Given text:
☆ ☆ ☆ ☆ ☆ ☆ ☆
Reeh, N., Thomsen, H., Higgins, A., & Weidick, A. (2001). Sea ice and the stability of north and northeast Greenland floating glaciers Annals of Glaciology, 33 (1), 474-480 DOI: 10.3189/172756401781818554

Wadhams, P., Wilkinson, J., & McPhail, S. (2006). A new view of the underside of Arctic sea ice Geophysical Research Letters, 33 (4) DOI: 10.1029/2005GL025131

13 responses to “Travels by Mind to the Glaciers and Oceans off North-East Greenland

  1. Until someone proves conclusively otherwise; I will remain convinced that there is insufficient understanding of the true potential energy contained within a single drop of melt water at the surface of an ice sheet above sea level.

    That the kinetic energy of that drop of water, imparted to the ice column as it drops, millimetre by millimetre, through the ice to reach sea level; is the primary source of the warmer water, presently attributed to be melting the underside of the Glacial Ice Shelves.

    That the warm water is the melt water; from the glacier itself; rather than from another source, such as warm water at depth.
☆ ☆ ☆ ☆ ☆ ☆ ☆
Data lines:
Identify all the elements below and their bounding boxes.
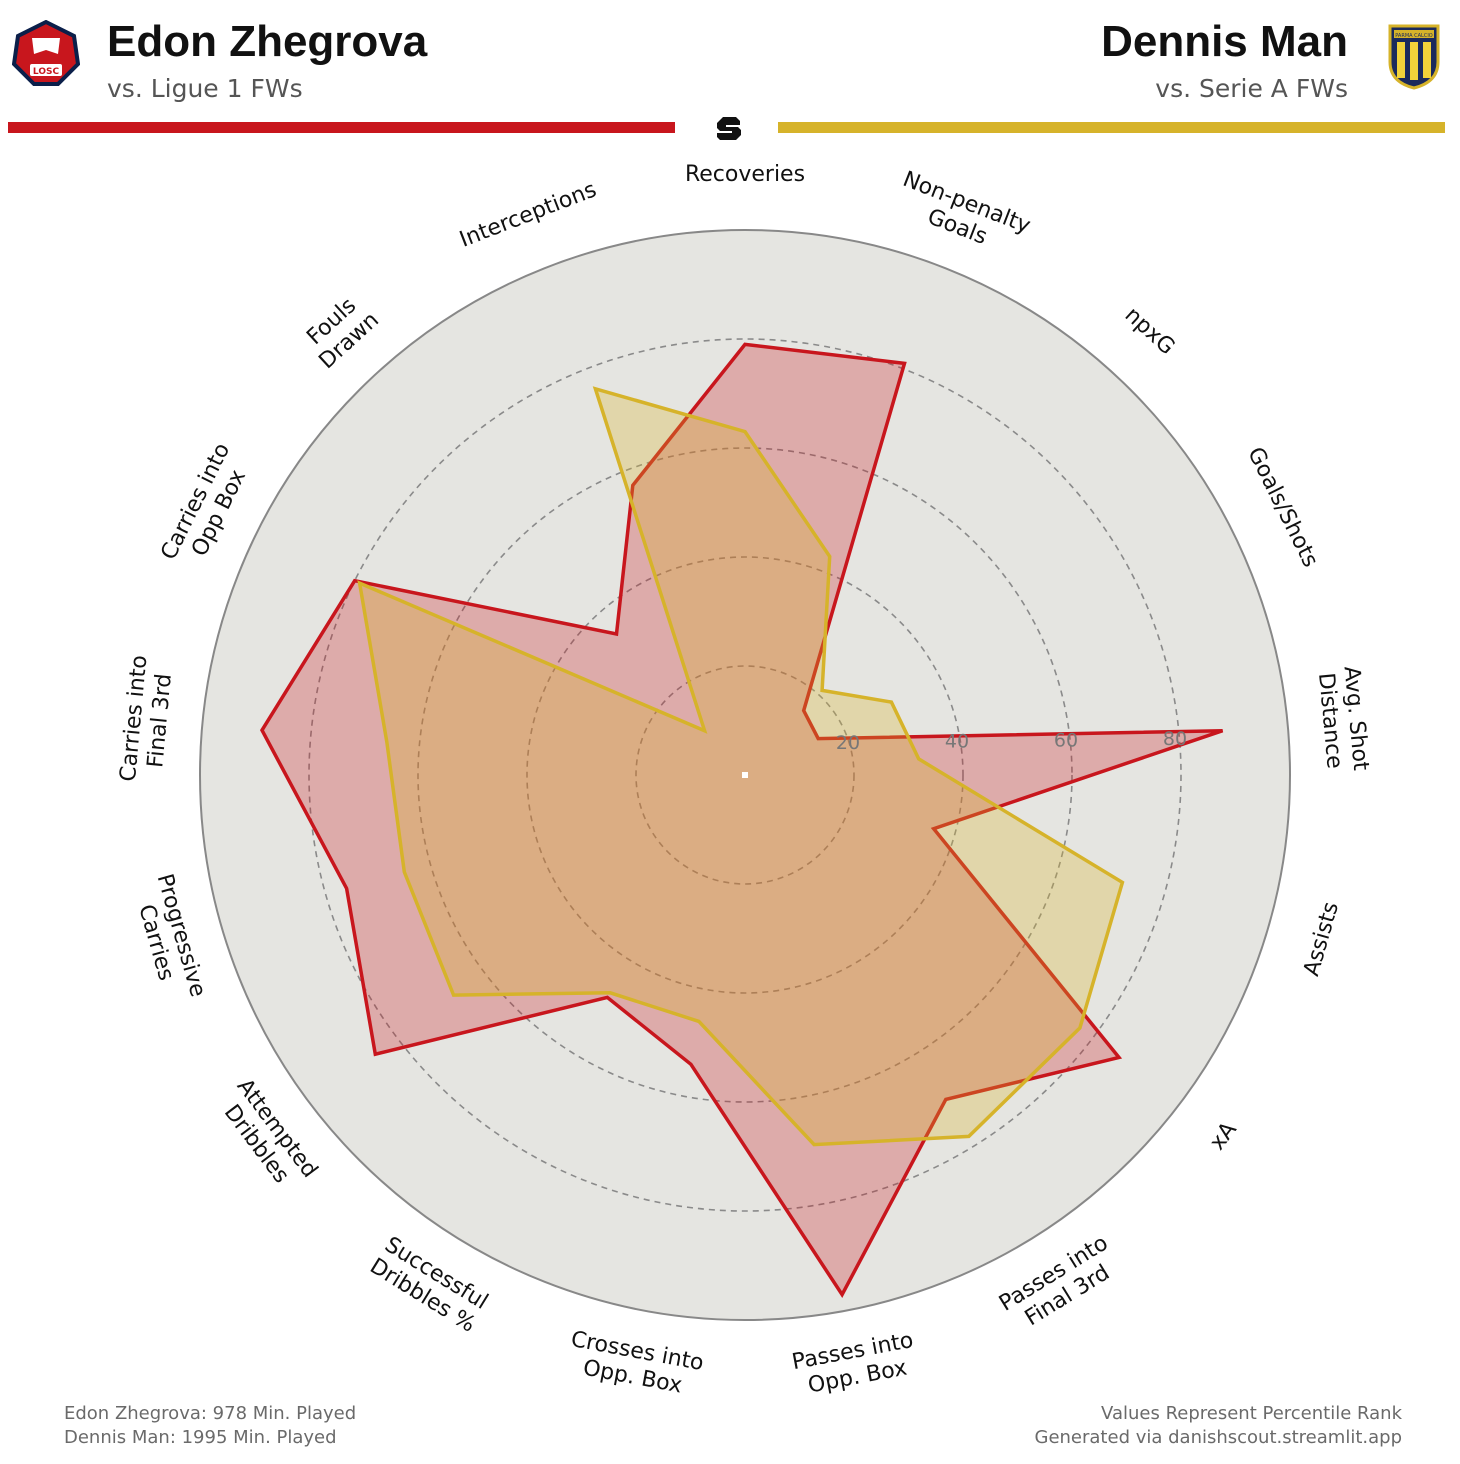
☆ ☆ ☆ ☆ ☆ ☆ ☆
To be done:
**1.** In the Greenland glaciers text, what does the commenter say is the primary source of the warmer water that is presently thought to be melting the underside of the glacial ice shelves?
**2.** Pick up the Greenland glaciers text after its last sentence and write the next part.
The material has no connection to the Greenland glaciers text.

Responses to the exercise:
**1.** The kinetic energy that a drop of melt water imparts to the ice column as it drops through the ice to reach sea level.

**2.**
    • I do not think this is so, but if what you say is true, then how do you explain that the warm water under the ice sheets of Greenland and Antarctica get so salty? Both salinity, temperature, and a number of conservative chemical tracers all strongly suggest that the warm waters, such as shown in the section in my post, originates from the Atlantic Ocean after lots of circulation on decadal time scales.

      This is not so say that there is no kinetic energy in the melt water that rushes down towards sea level, but how much of this kinetic energy is lost to friction carving a massive piping system under the glaciers near the bedrock?

      • “then how do you explain that the warm water under the ice sheets of Greenland and Antarctica get so salty? ”

        Kinetically heated warm debris dragged down with the melt flow falling to the bottom causing deep water to rise and interact with the melt water flow will surely cause a rotating water column to “Rotor” warmer, saltier water from the deeper levels. Perhaps someone will see if they can model such a flow?

  2. Hi Andreas,
    I am surprised with the fact that the tongues of both Nioghalvfjerdsbræ (79) and Zachariae Isstrøm is resting on land above sea level, south and north of Lambert Land. But not surprised with the shallow water of Belgiske Banke.

    • The ice tongue of Niogshalvfjerdsfjorden is not on land (not so sure on Zachariae), but many data bases show the surface, not the base of glaciers. So the yellow area of Nioghalvfjerdsbrae with elevations in the 0-100 meters is the top of the glacier floating on the ocean. Reeh et al. (2001) and NASA’s Operation IceBridge provide details on the shape.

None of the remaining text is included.